No images are to be carried over; print all other material exactly as it stands.

**Extracted information:**
______________________________
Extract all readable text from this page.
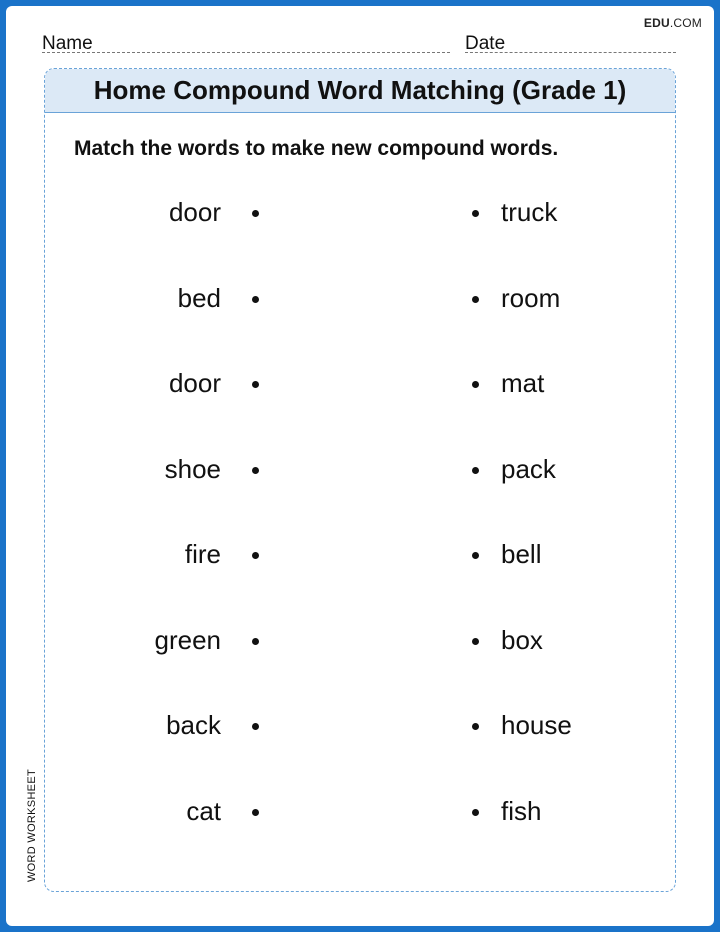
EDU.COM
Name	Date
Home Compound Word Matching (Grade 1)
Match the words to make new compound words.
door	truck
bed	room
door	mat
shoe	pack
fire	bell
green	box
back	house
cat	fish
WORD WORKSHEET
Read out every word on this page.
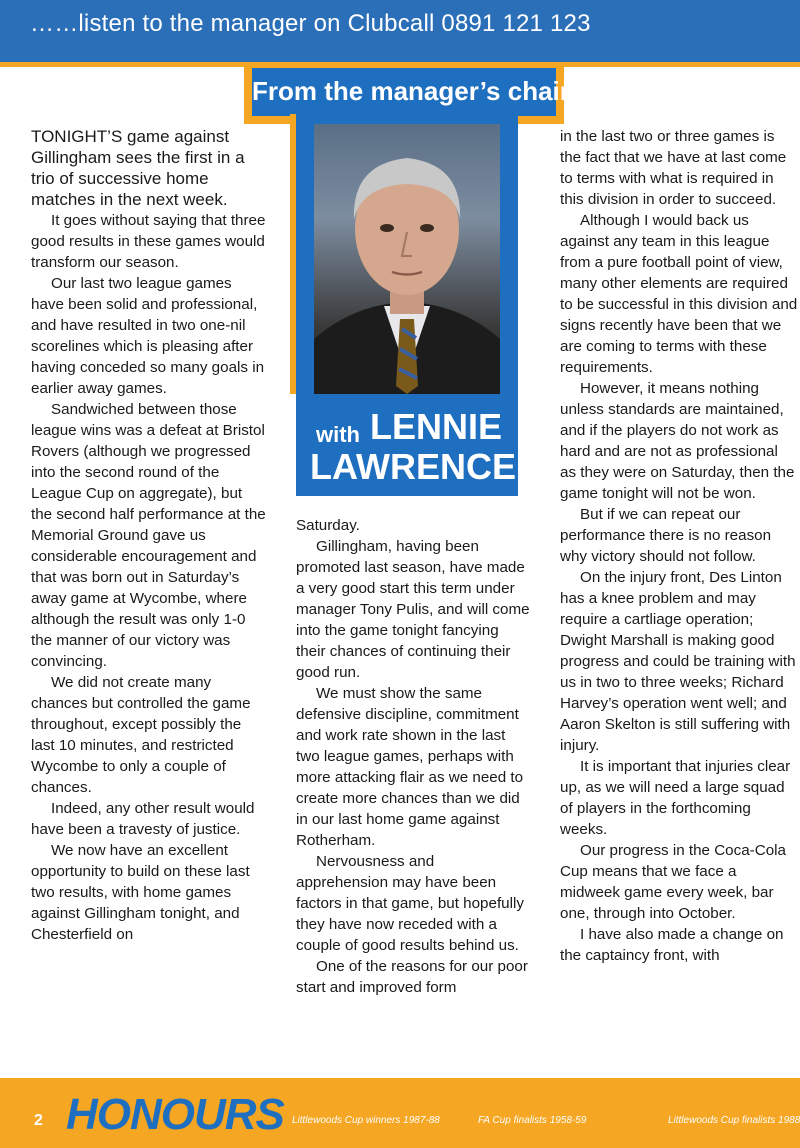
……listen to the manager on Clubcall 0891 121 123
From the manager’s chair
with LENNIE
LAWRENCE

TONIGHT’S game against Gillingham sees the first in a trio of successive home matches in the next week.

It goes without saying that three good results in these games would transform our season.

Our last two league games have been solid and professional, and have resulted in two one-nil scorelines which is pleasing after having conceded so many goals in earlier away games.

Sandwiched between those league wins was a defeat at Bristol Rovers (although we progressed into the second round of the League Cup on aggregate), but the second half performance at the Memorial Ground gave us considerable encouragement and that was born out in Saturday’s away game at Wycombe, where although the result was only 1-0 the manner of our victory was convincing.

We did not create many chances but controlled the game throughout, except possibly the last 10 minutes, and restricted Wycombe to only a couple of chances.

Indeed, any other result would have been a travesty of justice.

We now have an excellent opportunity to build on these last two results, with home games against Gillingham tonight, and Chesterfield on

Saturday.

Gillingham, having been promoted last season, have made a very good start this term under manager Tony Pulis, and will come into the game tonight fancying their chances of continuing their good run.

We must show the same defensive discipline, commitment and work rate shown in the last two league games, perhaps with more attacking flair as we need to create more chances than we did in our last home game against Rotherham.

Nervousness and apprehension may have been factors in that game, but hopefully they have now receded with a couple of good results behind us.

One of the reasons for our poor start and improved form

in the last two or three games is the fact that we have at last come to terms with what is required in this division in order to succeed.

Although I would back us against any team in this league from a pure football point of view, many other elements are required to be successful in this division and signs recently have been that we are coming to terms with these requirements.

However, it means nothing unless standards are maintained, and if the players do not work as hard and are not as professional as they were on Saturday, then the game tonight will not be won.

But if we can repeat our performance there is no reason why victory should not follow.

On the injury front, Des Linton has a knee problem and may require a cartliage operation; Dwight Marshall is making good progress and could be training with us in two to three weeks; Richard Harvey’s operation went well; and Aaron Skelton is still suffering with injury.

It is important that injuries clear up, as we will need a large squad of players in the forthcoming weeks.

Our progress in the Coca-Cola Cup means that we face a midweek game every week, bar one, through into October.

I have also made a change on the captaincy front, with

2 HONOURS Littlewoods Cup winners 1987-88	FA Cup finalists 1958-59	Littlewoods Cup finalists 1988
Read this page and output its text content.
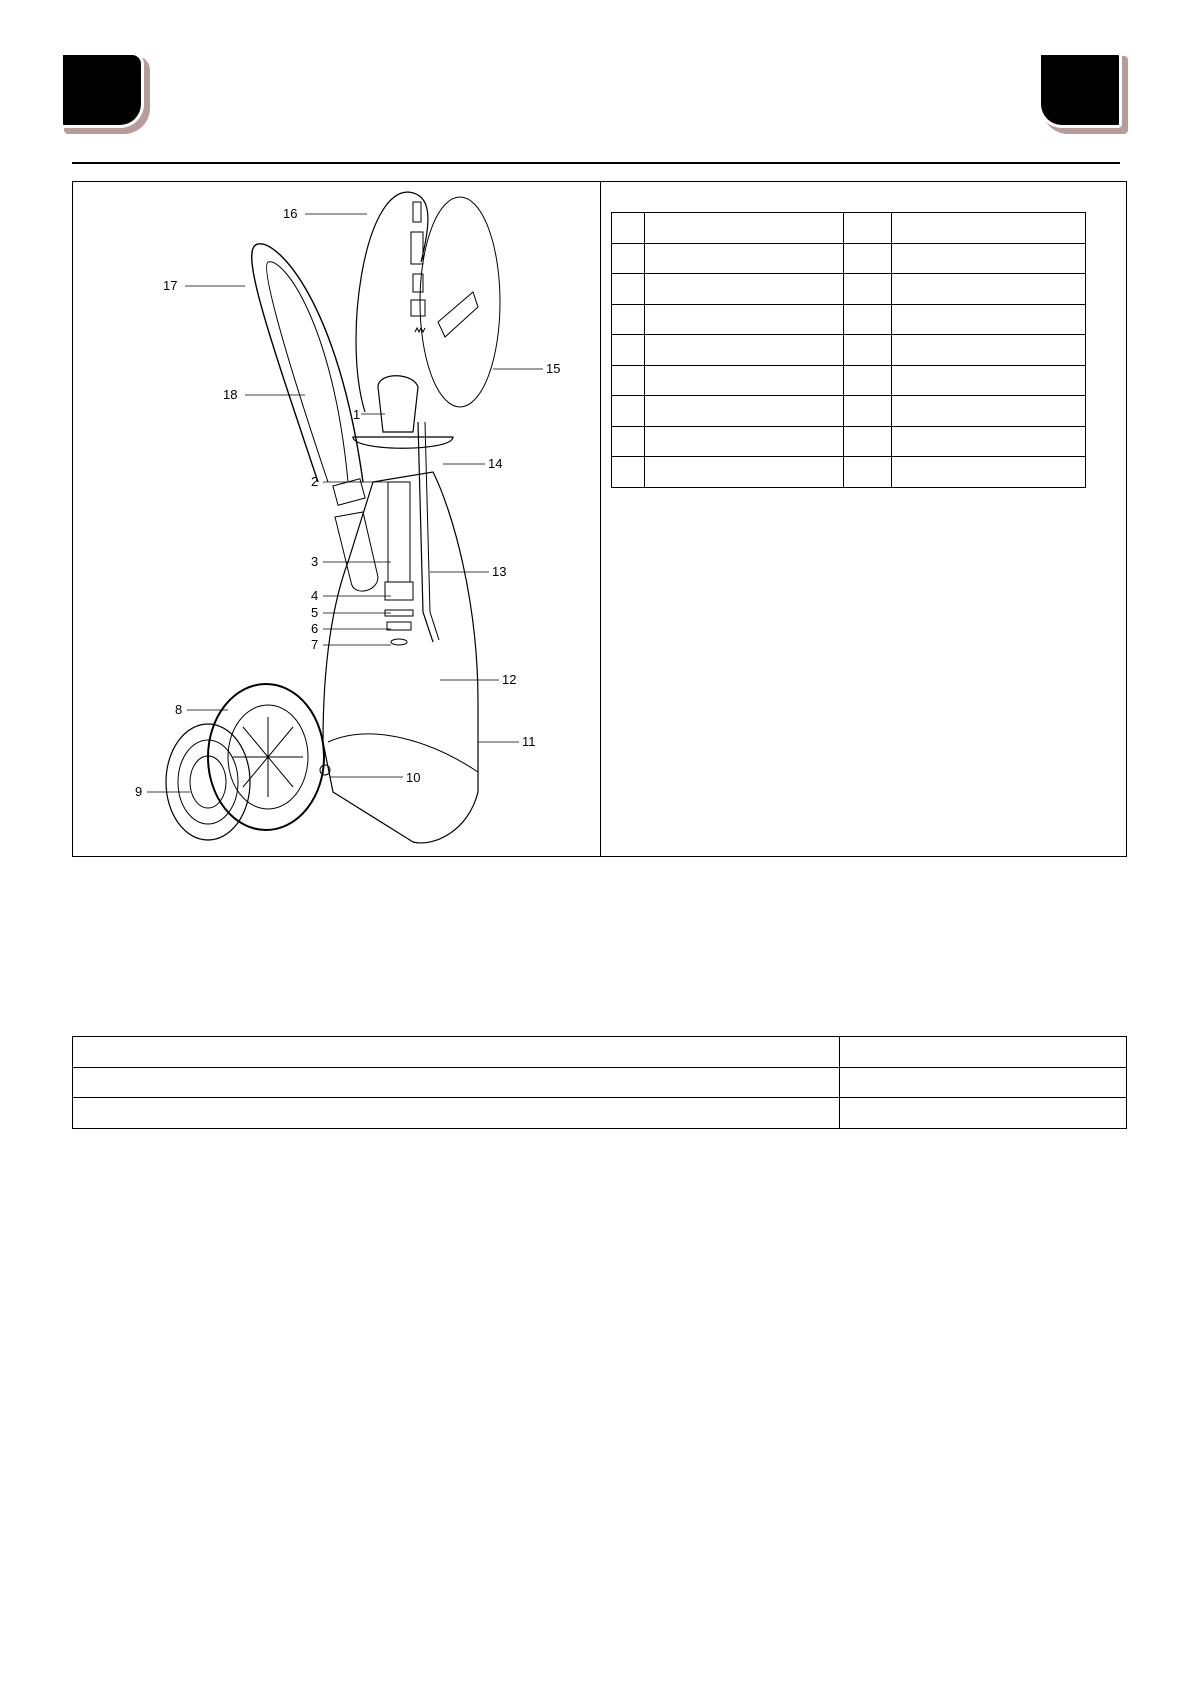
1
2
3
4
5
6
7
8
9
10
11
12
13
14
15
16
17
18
______________________________
**Result of the task:**
Extract all readable text from this page.
EDU.COM
Name	Date
Home Compound Word Matching (Grade 1)
Match the words to make new compound words.
door	truck
bed	room
door	mat
shoe	pack
fire	bell
green	box
back	house
cat	fish
WORD WORKSHEET
Read out every word on this page.
……listen to the manager on Clubcall 0891 121 123
From the manager’s chair
with LENNIE
LAWRENCE

TONIGHT’S game against Gillingham sees the first in a trio of successive home matches in the next week.

It goes without saying that three good results in these games would transform our season.

Our last two league games have been solid and professional, and have resulted in two one-nil scorelines which is pleasing after having conceded so many goals in earlier away games.

Sandwiched between those league wins was a defeat at Bristol Rovers (although we progressed into the second round of the League Cup on aggregate), but the second half performance at the Memorial Ground gave us considerable encouragement and that was born out in Saturday’s away game at Wycombe, where although the result was only 1-0 the manner of our victory was convincing.

We did not create many chances but controlled the game throughout, except possibly the last 10 minutes, and restricted Wycombe to only a couple of chances.

Indeed, any other result would have been a travesty of justice.

We now have an excellent opportunity to build on these last two results, with home games against Gillingham tonight, and Chesterfield on

Saturday.

Gillingham, having been promoted last season, have made a very good start this term under manager Tony Pulis, and will come into the game tonight fancying their chances of continuing their good run.

We must show the same defensive discipline, commitment and work rate shown in the last two league games, perhaps with more attacking flair as we need to create more chances than we did in our last home game against Rotherham.

Nervousness and apprehension may have been factors in that game, but hopefully they have now receded with a couple of good results behind us.

One of the reasons for our poor start and improved form

in the last two or three games is the fact that we have at last come to terms with what is required in this division in order to succeed.

Although I would back us against any team in this league from a pure football point of view, many other elements are required to be successful in this division and signs recently have been that we are coming to terms with these requirements.

However, it means nothing unless standards are maintained, and if the players do not work as hard and are not as professional as they were on Saturday, then the game tonight will not be won.

But if we can repeat our performance there is no reason why victory should not follow.

On the injury front, Des Linton has a knee problem and may require a cartliage operation; Dwight Marshall is making good progress and could be training with us in two to three weeks; Richard Harvey’s operation went well; and Aaron Skelton is still suffering with injury.

It is important that injuries clear up, as we will need a large squad of players in the forthcoming weeks.

Our progress in the Coca-Cola Cup means that we face a midweek game every week, bar one, through into October.

I have also made a change on the captaincy front, with

2 HONOURS Littlewoods Cup winners 1987-88	FA Cup finalists 1958-59	Littlewoods Cup finalists 1988
Read this page and output its text content.
1
2
3
4
5
6
7
8
9
10
11
12
13
14
15
16
17
18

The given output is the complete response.